• TASK REQUIREMENTS
a) Answer these questions from the text on multimedia information retrieval:
(i) Which color histogram does the text name as usable for summarization in the visual domain?
(ii) What must happen to variable-sized descriptions before they are merged?
(iii) Which method does the text call state-of-the-art in gene sequence alignment?
b) Translate this sentence from the text on multimedia information retrieval into Spanish: "Merging can be performed by simple concatenation if the descriptions are of fixed size."

= Multimedia information retrieval =

Multimedia information retrieval (MMIR or MIR) is a research discipline of computer science that aims at extracting semantic information from multimedia data sources. Data sources include directly perceivable media such as audio, image and video, indirectly perceivable sources such as text, semantic descriptions, biosignals as well as not perceivable sources such as bioinformation, stock prices, etc. The methodology of MMIR can be organized in three groups:

1. Methods for the summarization of media content (feature extraction). The result of feature extraction is a description.
2. Methods for the filtering of media descriptions (for example, elimination of redundancy)
3. Methods for the categorization of media descriptions into classes.

== Feature extraction methods ==

Feature extraction is motivated by the sheer size of multimedia objects as well as their redundancy and, possibly, noisiness. Generally, two possible goals can be achieved by feature extraction:

- Summarization of media content. Methods for summarization include in the audio domain, for example, mel-frequency cepstral coefficients, Zero Crossings Rate, Short-Time Energy. In the visual domain, color histograms such as the MPEG-7 Scalable Color Descriptor can be used for summarization.
- Detection of patterns by auto-correlation and/or cross-correlation. Patterns are recurring media chunks that can either be detected by comparing chunks over the media dimensions (time, space, etc.) or comparing media chunks to templates (e.g. face templates, phrases). Typical methods include Linear Predictive Coding in the audio/biosignal domain, texture description in the visual domain and n-grams in text information retrieval.

== Merging and filtering methods ==

Multimedia Information Retrieval implies that multiple channels are employed for the understanding of media content. Each of this channels is described by media-specific feature transformations. The resulting descriptions have to be merged to one description per media object. Merging can be performed by simple concatenation if the descriptions are of fixed size. Variable-sized descriptions – as they frequently occur in motion description – have to be normalized to a fixed length first.

Frequently used methods for description filtering include factor analysis (e.g. by PCA), singular value decomposition (e.g. as latent semantic indexing in text retrieval) and the extraction and testing of statistical moments. Advanced concepts such as the Kalman filter are used for merging of descriptions.

== Categorization methods ==

Generally, all forms of machine learning can be employed for the categorization of multimedia descriptions though some methods are more frequently used in one area than another. For example, hidden Markov models are state-of-the-art in speech recognition, while dynamic time warping – a semantically related method – is state-of-the-art in gene sequence alignment. The list of applicable classifiers includes the following:

- Metric approaches (Cluster analysis, vector space model, Minkowski distances, dynamic alignment)

• DATA EXCERPTS
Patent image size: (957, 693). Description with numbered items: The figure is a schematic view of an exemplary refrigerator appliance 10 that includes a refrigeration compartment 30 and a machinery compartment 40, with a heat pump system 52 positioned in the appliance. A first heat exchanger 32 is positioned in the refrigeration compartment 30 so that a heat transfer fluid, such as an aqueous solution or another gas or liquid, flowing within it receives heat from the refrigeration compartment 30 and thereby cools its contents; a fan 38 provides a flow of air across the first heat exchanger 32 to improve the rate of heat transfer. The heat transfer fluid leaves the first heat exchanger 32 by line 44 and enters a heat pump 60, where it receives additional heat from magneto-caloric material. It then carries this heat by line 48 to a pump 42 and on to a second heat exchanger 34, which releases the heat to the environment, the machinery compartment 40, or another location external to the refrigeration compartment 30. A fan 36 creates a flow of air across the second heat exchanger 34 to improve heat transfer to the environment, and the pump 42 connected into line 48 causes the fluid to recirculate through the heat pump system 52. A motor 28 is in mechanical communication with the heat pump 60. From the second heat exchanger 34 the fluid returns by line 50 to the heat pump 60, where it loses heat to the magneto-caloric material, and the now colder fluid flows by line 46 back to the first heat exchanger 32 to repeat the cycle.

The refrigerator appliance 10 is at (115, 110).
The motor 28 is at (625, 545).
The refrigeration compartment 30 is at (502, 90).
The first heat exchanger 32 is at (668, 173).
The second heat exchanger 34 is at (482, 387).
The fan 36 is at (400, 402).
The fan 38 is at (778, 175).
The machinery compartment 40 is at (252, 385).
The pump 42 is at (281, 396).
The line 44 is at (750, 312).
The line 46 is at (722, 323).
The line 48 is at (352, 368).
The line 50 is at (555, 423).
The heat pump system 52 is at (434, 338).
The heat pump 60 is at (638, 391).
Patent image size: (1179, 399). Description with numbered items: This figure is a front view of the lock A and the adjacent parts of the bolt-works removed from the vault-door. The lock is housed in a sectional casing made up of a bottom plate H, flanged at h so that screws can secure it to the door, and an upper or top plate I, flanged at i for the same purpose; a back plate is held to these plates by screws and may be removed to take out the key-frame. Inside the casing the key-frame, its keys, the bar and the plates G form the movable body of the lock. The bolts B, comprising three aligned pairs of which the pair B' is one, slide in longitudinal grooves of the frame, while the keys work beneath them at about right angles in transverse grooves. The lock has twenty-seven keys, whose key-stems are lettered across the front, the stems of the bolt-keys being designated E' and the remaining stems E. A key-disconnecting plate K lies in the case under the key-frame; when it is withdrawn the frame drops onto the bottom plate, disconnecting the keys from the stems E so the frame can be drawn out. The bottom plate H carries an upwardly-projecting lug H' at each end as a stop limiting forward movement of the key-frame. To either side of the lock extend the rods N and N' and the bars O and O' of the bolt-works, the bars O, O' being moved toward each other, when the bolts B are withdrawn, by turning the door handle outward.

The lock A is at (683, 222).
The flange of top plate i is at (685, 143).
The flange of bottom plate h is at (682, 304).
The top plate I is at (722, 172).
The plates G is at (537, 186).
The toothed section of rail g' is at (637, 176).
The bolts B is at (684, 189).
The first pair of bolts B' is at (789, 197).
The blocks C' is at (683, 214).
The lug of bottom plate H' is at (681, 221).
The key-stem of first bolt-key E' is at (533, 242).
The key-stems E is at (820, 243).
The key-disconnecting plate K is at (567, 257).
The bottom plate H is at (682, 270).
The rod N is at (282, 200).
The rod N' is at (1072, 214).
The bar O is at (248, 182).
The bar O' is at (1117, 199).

• RESPONSES PER TASK
a)
(i) The MPEG-7 Scalable Color Descriptor.
(ii) They have to be normalized to a fixed length first.
(iii) Dynamic time warping.

b) La fusión puede realizarse mediante una simple concatenación si las descripciones son de tamaño fijo.